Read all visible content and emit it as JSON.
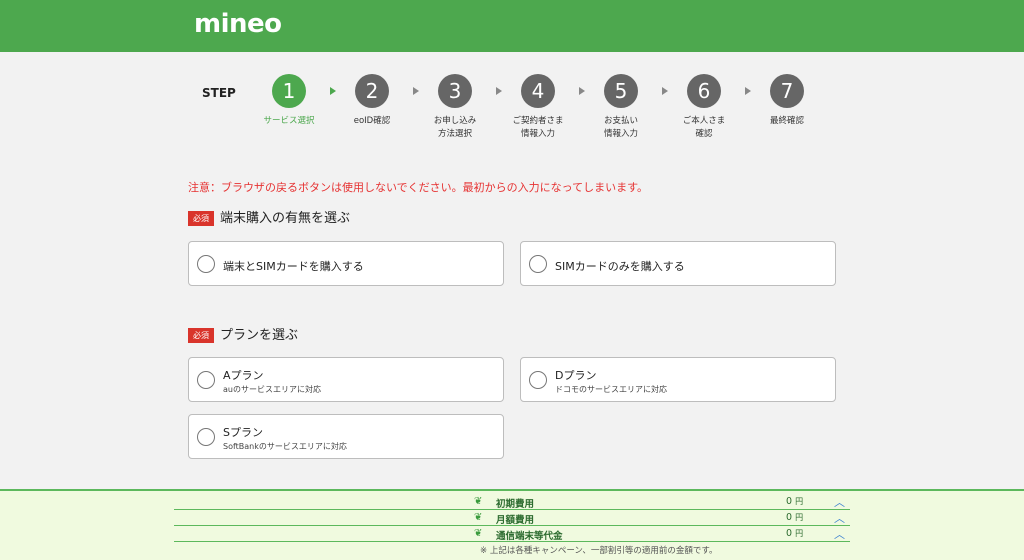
{
  "header": {
    "logo_text": "mineo"
  },
  "steps": {
    "label": "STEP",
    "items": [
      {
        "num": "1",
        "label": "サービス選択"
      },
      {
        "num": "2",
        "label": "eoID確認"
      },
      {
        "num": "3",
        "label": "お申し込み\n方法選択"
      },
      {
        "num": "4",
        "label": "ご契約者さま\n情報入力"
      },
      {
        "num": "5",
        "label": "お支払い\n情報入力"
      },
      {
        "num": "6",
        "label": "ご本人さま\n確認"
      },
      {
        "num": "7",
        "label": "最終確認"
      }
    ]
  },
  "notice": "注意：ブラウザの戻るボタンは使用しないでください。最初からの入力になってしまいます。",
  "device_section": {
    "required": "必須",
    "title": "端末購入の有無を選ぶ",
    "options": [
      {
        "label": "端末とSIMカードを購入する"
      },
      {
        "label": "SIMカードのみを購入する"
      }
    ]
  },
  "plan_section": {
    "required": "必須",
    "title": "プランを選ぶ",
    "options": [
      {
        "label": "Aプラン",
        "sub": "auのサービスエリアに対応"
      },
      {
        "label": "Dプラン",
        "sub": "ドコモのサービスエリアに対応"
      },
      {
        "label": "Sプラン",
        "sub": "SoftBankのサービスエリアに対応"
      }
    ]
  },
  "footer": {
    "rows": [
      {
        "label": "初期費用",
        "value": "0",
        "unit": "円"
      },
      {
        "label": "月額費用",
        "value": "0",
        "unit": "円"
      },
      {
        "label": "通信端末等代金",
        "value": "0",
        "unit": "円"
      }
    ],
    "note": "※ 上記は各種キャンペーン、一部割引等の適用前の金額です。"
  },
  "colors": {
    "brand": "#4da84e",
    "required": "#d9342b",
    "notice": "#e63232"
  }
}
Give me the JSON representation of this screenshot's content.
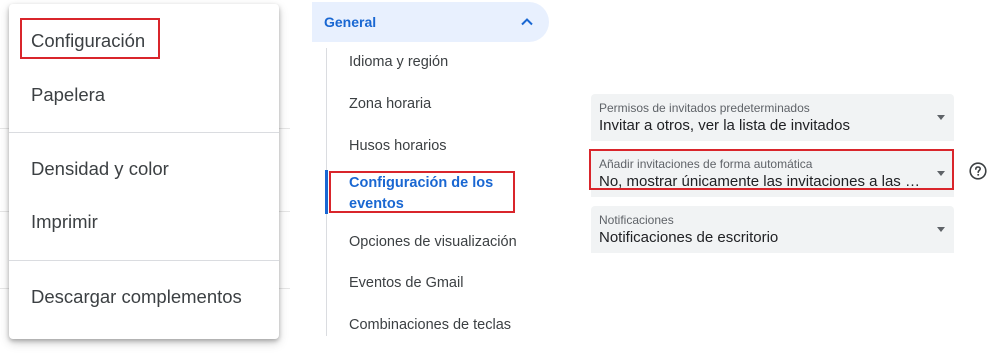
{
  "menu": {
    "items": [
      {
        "label": "Configuración"
      },
      {
        "label": "Papelera"
      },
      {
        "label": "Densidad y color"
      },
      {
        "label": "Imprimir"
      },
      {
        "label": "Descargar complementos"
      }
    ]
  },
  "nav": {
    "section": "General",
    "items": [
      {
        "label": "Idioma y región"
      },
      {
        "label": "Zona horaria"
      },
      {
        "label": "Husos horarios"
      },
      {
        "label": "Configuración de los eventos"
      },
      {
        "label": "Opciones de visualización"
      },
      {
        "label": "Eventos de Gmail"
      },
      {
        "label": "Combinaciones de teclas"
      }
    ]
  },
  "settings": {
    "guest_permissions": {
      "label": "Permisos de invitados predeterminados",
      "value": "Invitar a otros, ver la lista de invitados"
    },
    "auto_invites": {
      "label": "Añadir invitaciones de forma automática",
      "value": "No, mostrar únicamente las invitaciones a las que he respondido"
    },
    "notifications": {
      "label": "Notificaciones",
      "value": "Notificaciones de escritorio"
    }
  },
  "icons": {
    "section_toggle": "chevron-up-icon",
    "help": "help-circle-icon",
    "dropdown": "dropdown-arrow-icon"
  },
  "colors": {
    "accent": "#1967d2",
    "nav_active_bg": "#e8f0fe",
    "highlight": "#d9252b",
    "field_bg": "#f1f3f4"
  }
}
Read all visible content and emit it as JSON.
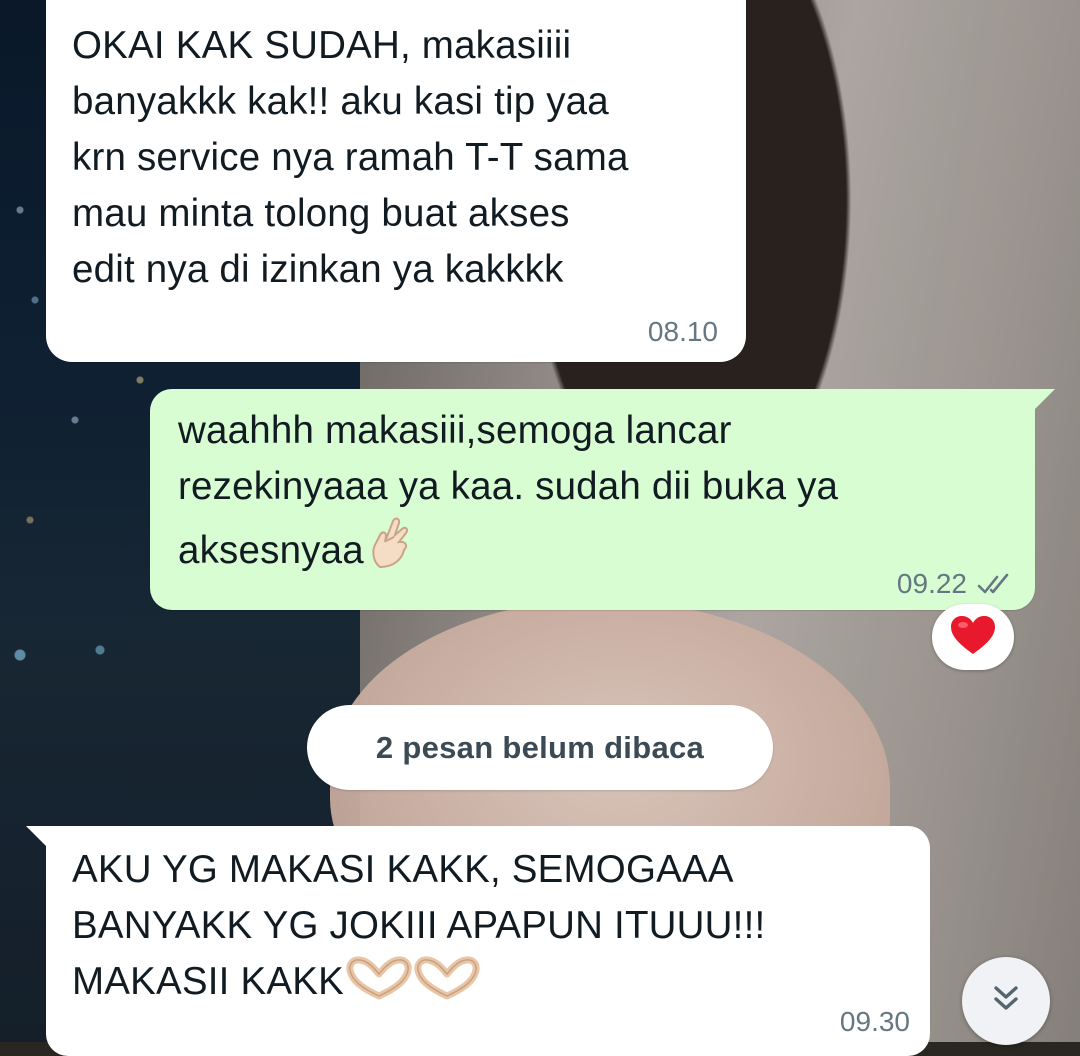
{
  "wallpaper": {
    "description_icon": "photo-wallpaper"
  },
  "messages": [
    {
      "direction": "incoming",
      "lines": [
        "OKAI KAK SUDAH, makasiiii",
        "banyakkk kak!! aku kasi tip yaa",
        "krn service nya ramah T-T sama",
        "mau minta tolong buat akses",
        "edit nya di izinkan ya kakkkk"
      ],
      "time": "08.10"
    },
    {
      "direction": "outgoing",
      "lines": [
        "waahhh makasiii,semoga lancar",
        "rezekinyaaa ya kaa. sudah dii buka ya",
        "aksesnyaa"
      ],
      "emoji": "finger-heart-icon",
      "time": "09.22",
      "status": "read-double-check",
      "reaction": "red-heart"
    },
    {
      "direction": "incoming",
      "lines": [
        "AKU YG MAKASI KAKK, SEMOGAAA",
        "BANYAKK YG JOKIII APAPUN ITUUU!!!",
        "MAKASII KAKK"
      ],
      "emoji": "heart-hands-icon",
      "time": "09.30"
    }
  ],
  "unread_banner": "2 pesan belum dibaca",
  "colors": {
    "incoming": "#ffffff",
    "outgoing": "#d9fdd3",
    "meta": "#667781",
    "read_tick": "#53bdeb",
    "heart": "#e8192c"
  }
}
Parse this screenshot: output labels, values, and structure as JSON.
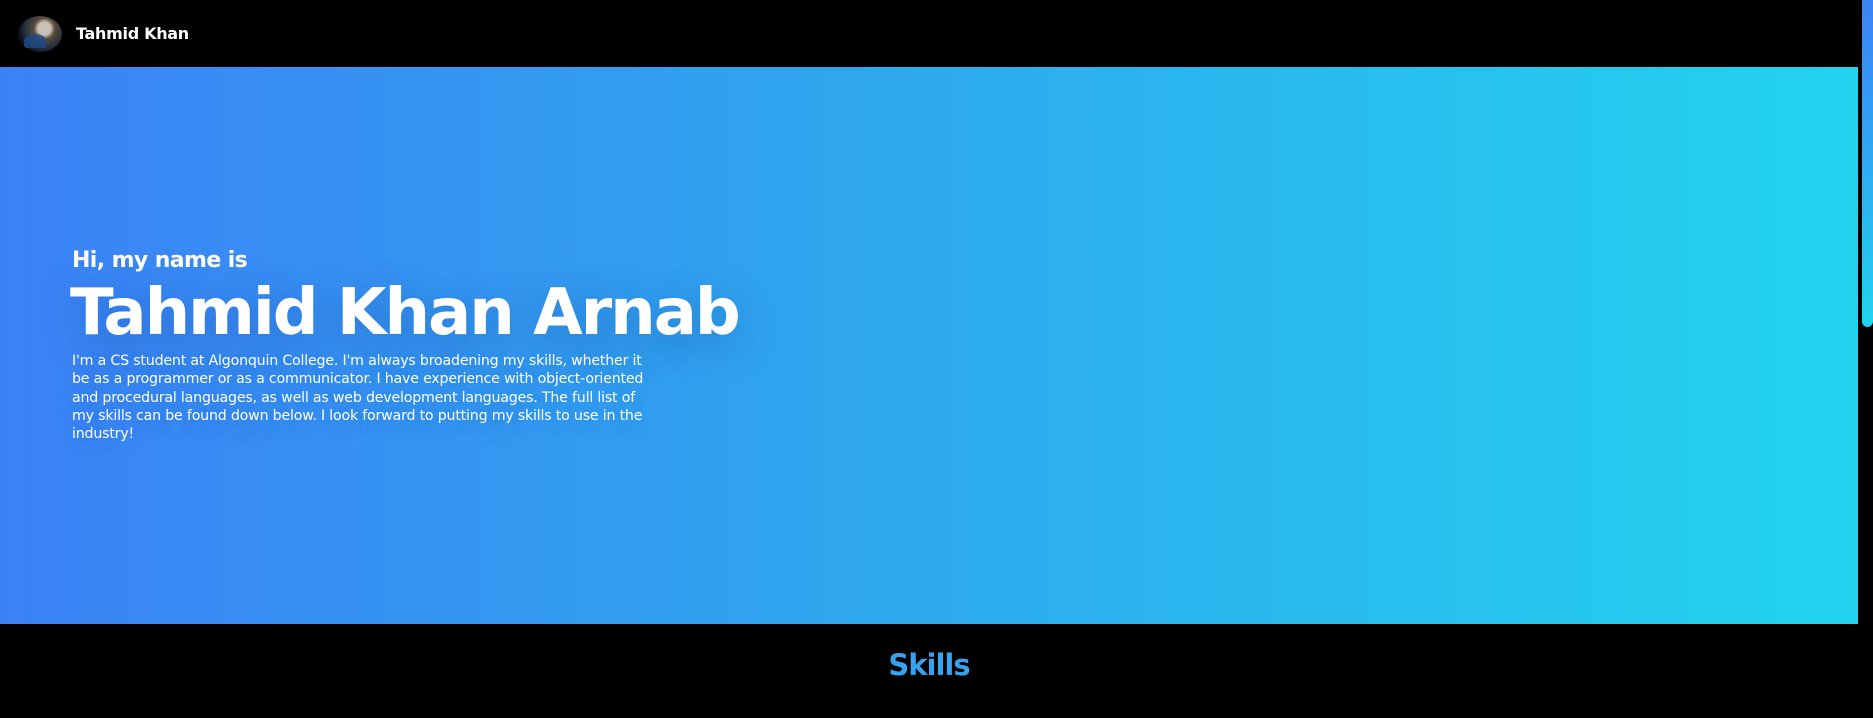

· · ·

- [Task to complete]
Using the data above, print every line exactly, omitting pictures.

- [Full answer]
Read all visible content and emit it as JSON.
{
  "header": {
    "logo_text": "mineo"
  },
  "steps": {
    "label": "STEP",
    "items": [
      {
        "num": "1",
        "label": "サービス選択"
      },
      {
        "num": "2",
        "label": "eoID確認"
      },
      {
        "num": "3",
        "label": "お申し込み\n方法選択"
      },
      {
        "num": "4",
        "label": "ご契約者さま\n情報入力"
      },
      {
        "num": "5",
        "label": "お支払い\n情報入力"
      },
      {
        "num": "6",
        "label": "ご本人さま\n確認"
      },
      {
        "num": "7",
        "label": "最終確認"
      }
    ]
  },
  "notice": "注意：ブラウザの戻るボタンは使用しないでください。最初からの入力になってしまいます。",
  "device_section": {
    "required": "必須",
    "title": "端末購入の有無を選ぶ",
    "options": [
      {
        "label": "端末とSIMカードを購入する"
      },
      {
        "label": "SIMカードのみを購入する"
      }
    ]
  },
  "plan_section": {
    "required": "必須",
    "title": "プランを選ぶ",
    "options": [
      {
        "label": "Aプラン",
        "sub": "auのサービスエリアに対応"
      },
      {
        "label": "Dプラン",
        "sub": "ドコモのサービスエリアに対応"
      },
      {
        "label": "Sプラン",
        "sub": "SoftBankのサービスエリアに対応"
      }
    ]
  },
  "footer": {
    "rows": [
      {
        "label": "初期費用",
        "value": "0",
        "unit": "円"
      },
      {
        "label": "月額費用",
        "value": "0",
        "unit": "円"
      },
      {
        "label": "通信端末等代金",
        "value": "0",
        "unit": "円"
      }
    ],
    "note": "※ 上記は各種キャンペーン、一部割引等の適用前の金額です。"
  },
  "colors": {
    "brand": "#4da84e",
    "required": "#d9342b",
    "notice": "#e63232"
  }
}
Give me the JSON representation of this screenshot's content.
{
  "menu": {
    "items": [
      {
        "label": "Configuración"
      },
      {
        "label": "Papelera"
      },
      {
        "label": "Densidad y color"
      },
      {
        "label": "Imprimir"
      },
      {
        "label": "Descargar complementos"
      }
    ]
  },
  "nav": {
    "section": "General",
    "items": [
      {
        "label": "Idioma y región"
      },
      {
        "label": "Zona horaria"
      },
      {
        "label": "Husos horarios"
      },
      {
        "label": "Configuración de los eventos"
      },
      {
        "label": "Opciones de visualización"
      },
      {
        "label": "Eventos de Gmail"
      },
      {
        "label": "Combinaciones de teclas"
      }
    ]
  },
  "settings": {
    "guest_permissions": {
      "label": "Permisos de invitados predeterminados",
      "value": "Invitar a otros, ver la lista de invitados"
    },
    "auto_invites": {
      "label": "Añadir invitaciones de forma automática",
      "value": "No, mostrar únicamente las invitaciones a las que he respondido"
    },
    "notifications": {
      "label": "Notificaciones",
      "value": "Notificaciones de escritorio"
    }
  },
  "icons": {
    "section_toggle": "chevron-up-icon",
    "help": "help-circle-icon",
    "dropdown": "dropdown-arrow-icon"
  },
  "colors": {
    "accent": "#1967d2",
    "nav_active_bg": "#e8f0fe",
    "highlight": "#d9252b",
    "field_bg": "#f1f3f4"
  }
}
Read all visible content and emit it as JSON.
{
  "wallpaper": {
    "description_icon": "photo-wallpaper"
  },
  "messages": [
    {
      "direction": "incoming",
      "lines": [
        "OKAI KAK SUDAH, makasiiii",
        "banyakkk kak!! aku kasi tip yaa",
        "krn service nya ramah T-T sama",
        "mau minta tolong buat akses",
        "edit nya di izinkan ya kakkkk"
      ],
      "time": "08.10"
    },
    {
      "direction": "outgoing",
      "lines": [
        "waahhh makasiii,semoga lancar",
        "rezekinyaaa ya kaa. sudah dii buka ya",
        "aksesnyaa"
      ],
      "emoji": "finger-heart-icon",
      "time": "09.22",
      "status": "read-double-check",
      "reaction": "red-heart"
    },
    {
      "direction": "incoming",
      "lines": [
        "AKU YG MAKASI KAKK, SEMOGAAA",
        "BANYAKK YG JOKIII APAPUN ITUUU!!!",
        "MAKASII KAKK"
      ],
      "emoji": "heart-hands-icon",
      "time": "09.30"
    }
  ],
  "unread_banner": "2 pesan belum dibaca",
  "colors": {
    "incoming": "#ffffff",
    "outgoing": "#d9fdd3",
    "meta": "#667781",
    "read_tick": "#53bdeb",
    "heart": "#e8192c"
  }
}
Parse this screenshot: output labels, values, and structure as JSON.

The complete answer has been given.